┌────────

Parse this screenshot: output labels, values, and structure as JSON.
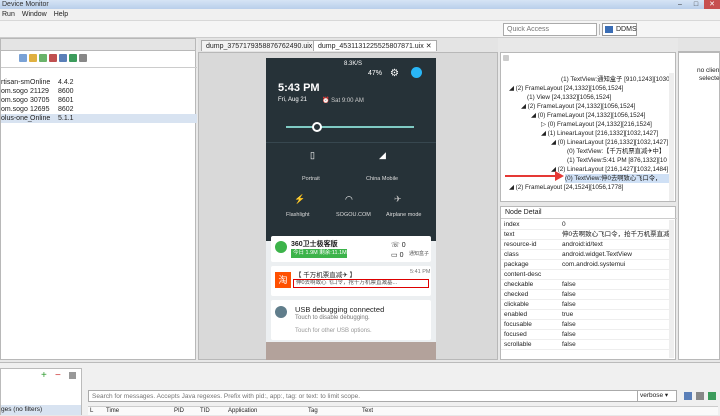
{
  "window": {
    "title": "Device Monitor"
  },
  "menu": [
    "Run",
    "Window",
    "Help"
  ],
  "toolbar": {
    "quick_access_placeholder": "Quick Access",
    "ddms_label": "DDMS"
  },
  "devices": [
    {
      "name": "rtisan-sm",
      "status": "Online",
      "port": "4.4.2"
    },
    {
      "name": "om.sogo",
      "status": "21129",
      "port": "8600"
    },
    {
      "name": "om.sogo",
      "status": "30705",
      "port": "8601"
    },
    {
      "name": "om.sogo",
      "status": "12695",
      "port": "8602"
    },
    {
      "name": "olus-one_",
      "status": "Online",
      "port": "5.1.1"
    }
  ],
  "editor_tabs": [
    "dump_3757179358876762490.uix",
    "dump_4531131225525807871.uix"
  ],
  "phone": {
    "status": {
      "network": "8.3K/S",
      "battery": "47%"
    },
    "time": "5:43 PM",
    "date": "Fri, Aug 21",
    "alarm": "Sat 9:00 AM",
    "toggles": [
      {
        "label": "Portrait"
      },
      {
        "label": "China Mobile"
      }
    ],
    "toggles2": [
      {
        "label": "Flashlight"
      },
      {
        "label": "SOGOU.COM"
      },
      {
        "label": "Airplane mode"
      }
    ],
    "notif1": {
      "title": "360卫士极客版",
      "today": "今日 1.9M",
      "remain": "剩余:11.1M",
      "count1": "0",
      "count2": "0",
      "extra": "通知盒子"
    },
    "notif2": {
      "title": "【 千万机票直减✈ 】",
      "time": "5:41 PM",
      "text": "伸0去啊致心飞口令，抢千万机票直减基...",
      "icon_text": "淘"
    },
    "notif3": {
      "title": "USB debugging connected",
      "sub": "Touch to disable debugging.",
      "sub2": "Touch for other USB options."
    }
  },
  "tree_lines": [
    "(1) TextView:通知盒子 [910,1243][1030,",
    "(2) FrameLayout [24,1332][1056,1524]",
    "(1) View [24,1332][1056,1524]",
    "(2) FrameLayout [24,1332][1056,1524]",
    "(0) FrameLayout [24,1332][1056,1524]",
    "(0) FrameLayout [24,1332][216,1524]",
    "(1) LinearLayout [216,1332][1032,1427]",
    "(0) LinearLayout [216,1332][1032,1427]",
    "(0) TextView:【千万机票直减✈中】",
    "(1) TextView:5:41 PM [876,1332][10",
    "(2) LinearLayout [216,1427][1032,1484]",
    "(0) TextView:伸0去啊致心飞口令，",
    "(2) FrameLayout [24,1524][1056,1778]"
  ],
  "node_detail": {
    "title": "Node Detail",
    "rows": [
      {
        "k": "index",
        "v": "0"
      },
      {
        "k": "text",
        "v": "伸0去啊致心飞口令，抢千万机票直减"
      },
      {
        "k": "resource-id",
        "v": "android:id/text"
      },
      {
        "k": "class",
        "v": "android.widget.TextView"
      },
      {
        "k": "package",
        "v": "com.android.systemui"
      },
      {
        "k": "content-desc",
        "v": ""
      },
      {
        "k": "checkable",
        "v": "false"
      },
      {
        "k": "checked",
        "v": "false"
      },
      {
        "k": "clickable",
        "v": "false"
      },
      {
        "k": "enabled",
        "v": "true"
      },
      {
        "k": "focusable",
        "v": "false"
      },
      {
        "k": "focused",
        "v": "false"
      },
      {
        "k": "scrollable",
        "v": "false"
      }
    ]
  },
  "right_panel": {
    "line1": "no clien",
    "line2": "selecte"
  },
  "logcat": {
    "search_placeholder": "Search for messages. Accepts Java regexes. Prefix with pid:, app:, tag: or text: to limit scope.",
    "level": "verbose",
    "filter": "ges (no filters)",
    "columns": [
      "L",
      "Time",
      "PID",
      "TID",
      "Application",
      "Tag",
      "Text"
    ]
  }
}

└────────

### TASK DETAILS
Look through the entries above and list every line containing "status".

### ANSWER IN FULL
      "status": "Online",
      "status": "21129",
      "status": "30705",
      "status": "12695",
      "status": "Online",
    "status": {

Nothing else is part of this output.